--- START Records for this task ---
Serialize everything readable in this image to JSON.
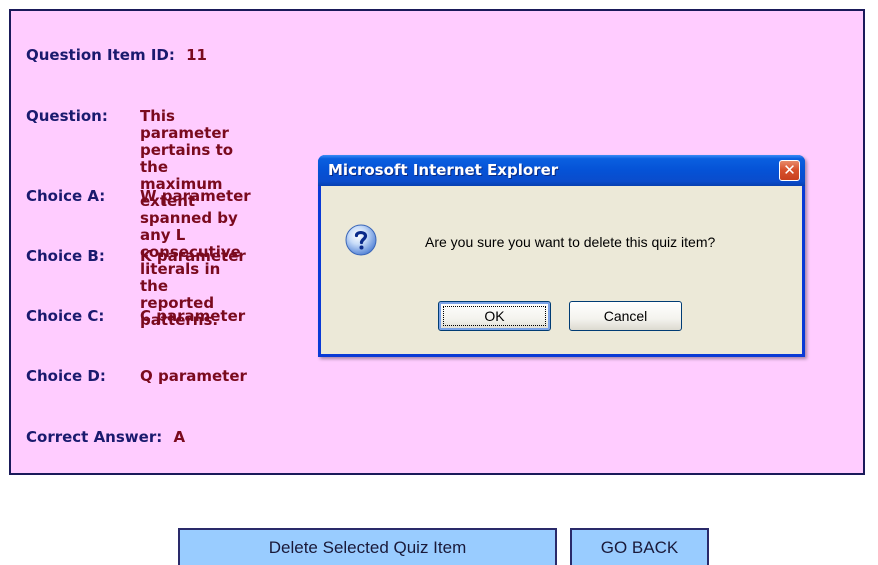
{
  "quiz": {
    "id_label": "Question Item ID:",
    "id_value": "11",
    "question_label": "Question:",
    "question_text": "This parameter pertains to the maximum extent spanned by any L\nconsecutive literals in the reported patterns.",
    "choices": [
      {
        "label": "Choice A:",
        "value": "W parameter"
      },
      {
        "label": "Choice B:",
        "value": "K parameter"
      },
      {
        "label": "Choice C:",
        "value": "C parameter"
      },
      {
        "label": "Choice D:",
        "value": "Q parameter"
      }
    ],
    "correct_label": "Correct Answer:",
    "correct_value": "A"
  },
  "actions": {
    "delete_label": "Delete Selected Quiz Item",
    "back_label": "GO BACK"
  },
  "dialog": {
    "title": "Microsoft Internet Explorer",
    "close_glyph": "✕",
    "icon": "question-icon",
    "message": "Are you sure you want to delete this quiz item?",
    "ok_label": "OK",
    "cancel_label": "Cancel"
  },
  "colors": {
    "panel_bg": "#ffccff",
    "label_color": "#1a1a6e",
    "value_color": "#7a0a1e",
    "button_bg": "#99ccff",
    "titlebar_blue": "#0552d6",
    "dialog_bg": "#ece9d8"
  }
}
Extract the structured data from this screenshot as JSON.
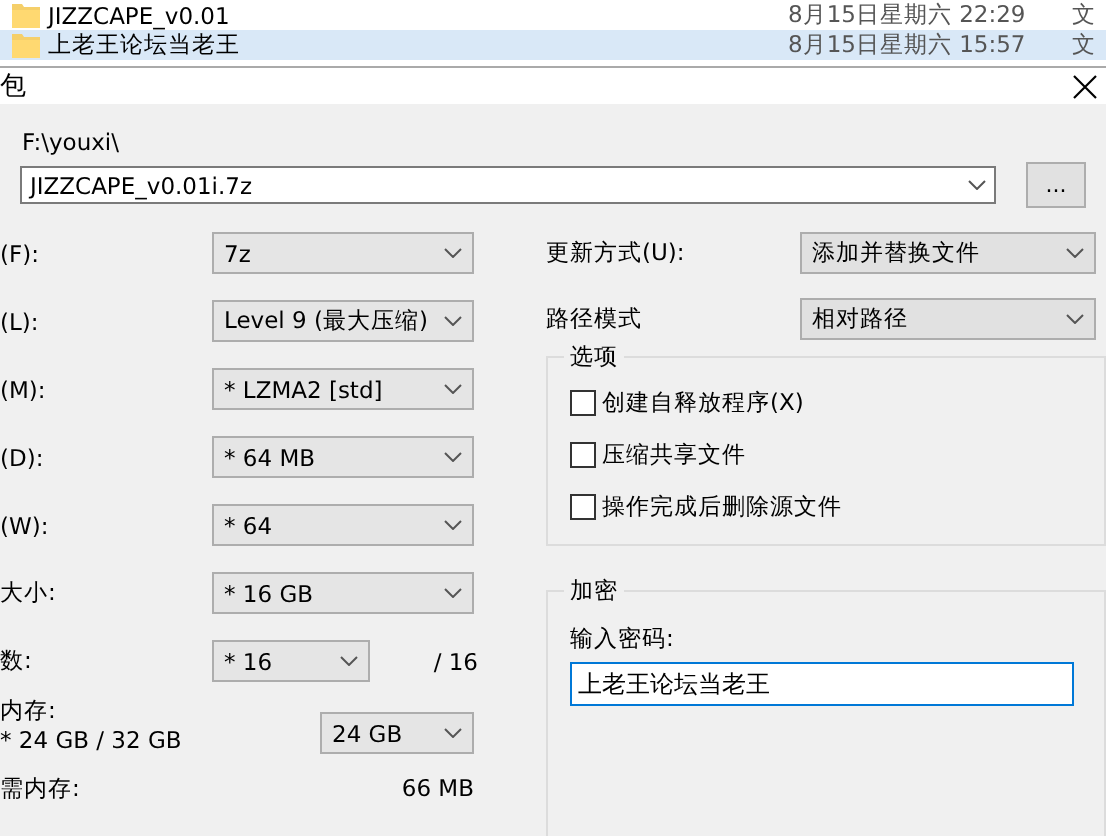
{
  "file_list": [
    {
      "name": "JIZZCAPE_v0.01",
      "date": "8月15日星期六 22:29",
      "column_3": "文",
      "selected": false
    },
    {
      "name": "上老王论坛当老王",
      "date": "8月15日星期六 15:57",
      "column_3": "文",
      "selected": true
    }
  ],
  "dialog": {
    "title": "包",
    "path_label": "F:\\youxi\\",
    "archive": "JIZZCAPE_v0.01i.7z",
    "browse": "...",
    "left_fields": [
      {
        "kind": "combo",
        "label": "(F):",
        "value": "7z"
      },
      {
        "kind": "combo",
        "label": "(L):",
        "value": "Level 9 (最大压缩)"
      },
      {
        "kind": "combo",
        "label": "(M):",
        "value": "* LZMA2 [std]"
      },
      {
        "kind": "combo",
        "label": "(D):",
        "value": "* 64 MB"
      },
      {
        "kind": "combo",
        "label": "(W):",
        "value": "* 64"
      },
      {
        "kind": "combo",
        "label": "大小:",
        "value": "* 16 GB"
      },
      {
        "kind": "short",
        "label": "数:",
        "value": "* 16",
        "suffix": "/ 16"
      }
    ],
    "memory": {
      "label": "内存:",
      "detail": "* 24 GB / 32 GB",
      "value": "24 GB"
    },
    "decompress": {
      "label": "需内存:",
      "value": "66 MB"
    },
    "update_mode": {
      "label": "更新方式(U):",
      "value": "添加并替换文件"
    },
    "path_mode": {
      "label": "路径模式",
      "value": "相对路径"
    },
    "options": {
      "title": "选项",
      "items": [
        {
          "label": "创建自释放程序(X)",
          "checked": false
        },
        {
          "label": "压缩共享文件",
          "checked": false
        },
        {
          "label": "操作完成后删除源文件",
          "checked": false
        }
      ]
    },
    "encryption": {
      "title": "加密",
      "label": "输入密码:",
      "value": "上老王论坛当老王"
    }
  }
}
--- END Records for this task ---
> [What is expected]:
Print each line of the material above exactly, with the pictures removed from your copy.

> [Result]:
Serialize everything readable in this image to JSON.
{
  "quiz": {
    "id_label": "Question Item ID:",
    "id_value": "11",
    "question_label": "Question:",
    "question_text": "This parameter pertains to the maximum extent spanned by any L\nconsecutive literals in the reported patterns.",
    "choices": [
      {
        "label": "Choice A:",
        "value": "W parameter"
      },
      {
        "label": "Choice B:",
        "value": "K parameter"
      },
      {
        "label": "Choice C:",
        "value": "C parameter"
      },
      {
        "label": "Choice D:",
        "value": "Q parameter"
      }
    ],
    "correct_label": "Correct Answer:",
    "correct_value": "A"
  },
  "actions": {
    "delete_label": "Delete Selected Quiz Item",
    "back_label": "GO BACK"
  },
  "dialog": {
    "title": "Microsoft Internet Explorer",
    "close_glyph": "✕",
    "icon": "question-icon",
    "message": "Are you sure you want to delete this quiz item?",
    "ok_label": "OK",
    "cancel_label": "Cancel"
  },
  "colors": {
    "panel_bg": "#ffccff",
    "label_color": "#1a1a6e",
    "value_color": "#7a0a1e",
    "button_bg": "#99ccff",
    "titlebar_blue": "#0552d6",
    "dialog_bg": "#ece9d8"
  }
}
Extract the structured data from this screenshot as JSON.
{
  "file_list": [
    {
      "name": "JIZZCAPE_v0.01",
      "date": "8月15日星期六 22:29",
      "column_3": "文",
      "selected": false
    },
    {
      "name": "上老王论坛当老王",
      "date": "8月15日星期六 15:57",
      "column_3": "文",
      "selected": true
    }
  ],
  "dialog": {
    "title": "包",
    "path_label": "F:\\youxi\\",
    "archive": "JIZZCAPE_v0.01i.7z",
    "browse": "...",
    "left_fields": [
      {
        "kind": "combo",
        "label": "(F):",
        "value": "7z"
      },
      {
        "kind": "combo",
        "label": "(L):",
        "value": "Level 9 (最大压缩)"
      },
      {
        "kind": "combo",
        "label": "(M):",
        "value": "* LZMA2 [std]"
      },
      {
        "kind": "combo",
        "label": "(D):",
        "value": "* 64 MB"
      },
      {
        "kind": "combo",
        "label": "(W):",
        "value": "* 64"
      },
      {
        "kind": "combo",
        "label": "大小:",
        "value": "* 16 GB"
      },
      {
        "kind": "short",
        "label": "数:",
        "value": "* 16",
        "suffix": "/ 16"
      }
    ],
    "memory": {
      "label": "内存:",
      "detail": "* 24 GB / 32 GB",
      "value": "24 GB"
    },
    "decompress": {
      "label": "需内存:",
      "value": "66 MB"
    },
    "update_mode": {
      "label": "更新方式(U):",
      "value": "添加并替换文件"
    },
    "path_mode": {
      "label": "路径模式",
      "value": "相对路径"
    },
    "options": {
      "title": "选项",
      "items": [
        {
          "label": "创建自释放程序(X)",
          "checked": false
        },
        {
          "label": "压缩共享文件",
          "checked": false
        },
        {
          "label": "操作完成后删除源文件",
          "checked": false
        }
      ]
    },
    "encryption": {
      "title": "加密",
      "label": "输入密码:",
      "value": "上老王论坛当老王"
    }
  }
}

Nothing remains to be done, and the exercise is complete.